→ Your instructions: Your task is to reproduce the entries below word for word.

→ Structured figure records:
::::

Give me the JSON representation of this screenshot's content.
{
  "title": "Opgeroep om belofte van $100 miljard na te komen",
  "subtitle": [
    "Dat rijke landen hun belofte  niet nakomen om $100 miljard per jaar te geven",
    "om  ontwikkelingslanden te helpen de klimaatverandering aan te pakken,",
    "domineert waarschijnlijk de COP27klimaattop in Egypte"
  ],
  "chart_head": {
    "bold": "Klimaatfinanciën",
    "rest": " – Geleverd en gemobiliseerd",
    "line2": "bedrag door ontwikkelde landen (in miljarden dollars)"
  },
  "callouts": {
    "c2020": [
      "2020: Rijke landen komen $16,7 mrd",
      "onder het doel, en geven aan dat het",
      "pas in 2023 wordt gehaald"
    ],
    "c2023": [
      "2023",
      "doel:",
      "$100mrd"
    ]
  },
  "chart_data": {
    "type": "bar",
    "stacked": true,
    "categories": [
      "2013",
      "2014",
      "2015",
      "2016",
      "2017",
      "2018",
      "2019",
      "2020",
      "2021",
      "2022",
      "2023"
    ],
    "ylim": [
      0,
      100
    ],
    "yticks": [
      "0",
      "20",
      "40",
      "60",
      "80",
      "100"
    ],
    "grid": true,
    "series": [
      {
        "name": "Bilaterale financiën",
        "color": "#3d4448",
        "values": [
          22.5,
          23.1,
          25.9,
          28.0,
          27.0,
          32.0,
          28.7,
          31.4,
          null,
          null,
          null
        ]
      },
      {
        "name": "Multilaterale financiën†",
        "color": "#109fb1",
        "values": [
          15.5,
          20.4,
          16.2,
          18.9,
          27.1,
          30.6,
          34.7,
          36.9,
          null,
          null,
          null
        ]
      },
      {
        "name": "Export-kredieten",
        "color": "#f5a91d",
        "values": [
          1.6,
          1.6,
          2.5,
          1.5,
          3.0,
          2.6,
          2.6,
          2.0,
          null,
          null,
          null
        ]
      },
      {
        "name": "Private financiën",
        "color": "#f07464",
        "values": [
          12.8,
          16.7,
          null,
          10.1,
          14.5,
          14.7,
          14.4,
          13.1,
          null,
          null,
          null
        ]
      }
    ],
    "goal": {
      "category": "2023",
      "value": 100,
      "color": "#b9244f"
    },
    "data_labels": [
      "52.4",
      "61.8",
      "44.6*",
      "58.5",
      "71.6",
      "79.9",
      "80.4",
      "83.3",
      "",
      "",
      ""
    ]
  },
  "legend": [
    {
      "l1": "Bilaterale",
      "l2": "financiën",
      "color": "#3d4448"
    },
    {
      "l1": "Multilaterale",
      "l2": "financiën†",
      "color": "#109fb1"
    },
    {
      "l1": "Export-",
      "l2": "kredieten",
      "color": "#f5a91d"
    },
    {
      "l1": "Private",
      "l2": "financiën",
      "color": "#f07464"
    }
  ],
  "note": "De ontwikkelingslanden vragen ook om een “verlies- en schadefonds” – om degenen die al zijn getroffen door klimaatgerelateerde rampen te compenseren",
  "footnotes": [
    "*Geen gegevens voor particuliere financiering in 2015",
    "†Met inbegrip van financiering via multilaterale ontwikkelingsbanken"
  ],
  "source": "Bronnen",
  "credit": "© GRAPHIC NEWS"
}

::::

→ Correct output:
Give me the JSON representation of this screenshot's content.
{
  "title": "Opgeroep om belofte van $100 miljard na te komen",
  "subtitle": [
    "Dat rijke landen hun belofte  niet nakomen om $100 miljard per jaar te geven",
    "om  ontwikkelingslanden te helpen de klimaatverandering aan te pakken,",
    "domineert waarschijnlijk de COP27klimaattop in Egypte"
  ],
  "chart_head": {
    "bold": "Klimaatfinanciën",
    "rest": " – Geleverd en gemobiliseerd",
    "line2": "bedrag door ontwikkelde landen (in miljarden dollars)"
  },
  "callouts": {
    "c2020": [
      "2020: Rijke landen komen $16,7 mrd",
      "onder het doel, en geven aan dat het",
      "pas in 2023 wordt gehaald"
    ],
    "c2023": [
      "2023",
      "doel:",
      "$100mrd"
    ]
  },
  "chart_data": {
    "type": "bar",
    "stacked": true,
    "categories": [
      "2013",
      "2014",
      "2015",
      "2016",
      "2017",
      "2018",
      "2019",
      "2020",
      "2021",
      "2022",
      "2023"
    ],
    "ylim": [
      0,
      100
    ],
    "yticks": [
      "0",
      "20",
      "40",
      "60",
      "80",
      "100"
    ],
    "grid": true,
    "series": [
      {
        "name": "Bilaterale financiën",
        "color": "#3d4448",
        "values": [
          22.5,
          23.1,
          25.9,
          28.0,
          27.0,
          32.0,
          28.7,
          31.4,
          null,
          null,
          null
        ]
      },
      {
        "name": "Multilaterale financiën†",
        "color": "#109fb1",
        "values": [
          15.5,
          20.4,
          16.2,
          18.9,
          27.1,
          30.6,
          34.7,
          36.9,
          null,
          null,
          null
        ]
      },
      {
        "name": "Export-kredieten",
        "color": "#f5a91d",
        "values": [
          1.6,
          1.6,
          2.5,
          1.5,
          3.0,
          2.6,
          2.6,
          2.0,
          null,
          null,
          null
        ]
      },
      {
        "name": "Private financiën",
        "color": "#f07464",
        "values": [
          12.8,
          16.7,
          null,
          10.1,
          14.5,
          14.7,
          14.4,
          13.1,
          null,
          null,
          null
        ]
      }
    ],
    "goal": {
      "category": "2023",
      "value": 100,
      "color": "#b9244f"
    },
    "data_labels": [
      "52.4",
      "61.8",
      "44.6*",
      "58.5",
      "71.6",
      "79.9",
      "80.4",
      "83.3",
      "",
      "",
      ""
    ]
  },
  "legend": [
    {
      "l1": "Bilaterale",
      "l2": "financiën",
      "color": "#3d4448"
    },
    {
      "l1": "Multilaterale",
      "l2": "financiën†",
      "color": "#109fb1"
    },
    {
      "l1": "Export-",
      "l2": "kredieten",
      "color": "#f5a91d"
    },
    {
      "l1": "Private",
      "l2": "financiën",
      "color": "#f07464"
    }
  ],
  "note": "De ontwikkelingslanden vragen ook om een “verlies- en schadefonds” – om degenen die al zijn getroffen door klimaatgerelateerde rampen te compenseren",
  "footnotes": [
    "*Geen gegevens voor particuliere financiering in 2015",
    "†Met inbegrip van financiering via multilaterale ontwikkelingsbanken"
  ],
  "source": "Bronnen",
  "credit": "© GRAPHIC NEWS"
}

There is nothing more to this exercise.